(Data records)
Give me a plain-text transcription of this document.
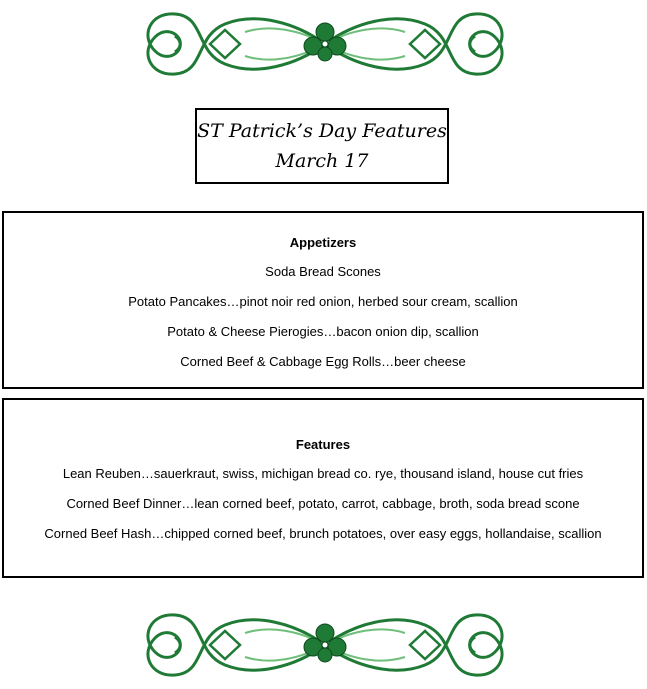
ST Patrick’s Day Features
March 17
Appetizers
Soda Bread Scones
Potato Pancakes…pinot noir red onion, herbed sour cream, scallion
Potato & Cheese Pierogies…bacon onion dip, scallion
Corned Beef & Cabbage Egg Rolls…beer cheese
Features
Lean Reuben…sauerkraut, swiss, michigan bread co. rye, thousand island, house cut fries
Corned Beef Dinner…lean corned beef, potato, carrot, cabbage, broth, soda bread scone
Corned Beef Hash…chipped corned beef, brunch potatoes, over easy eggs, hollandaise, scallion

# [Your task]
Each line in the material either holds the string "onion" or does not. State how many do, and nothing else.

# [Answer to this problem]
2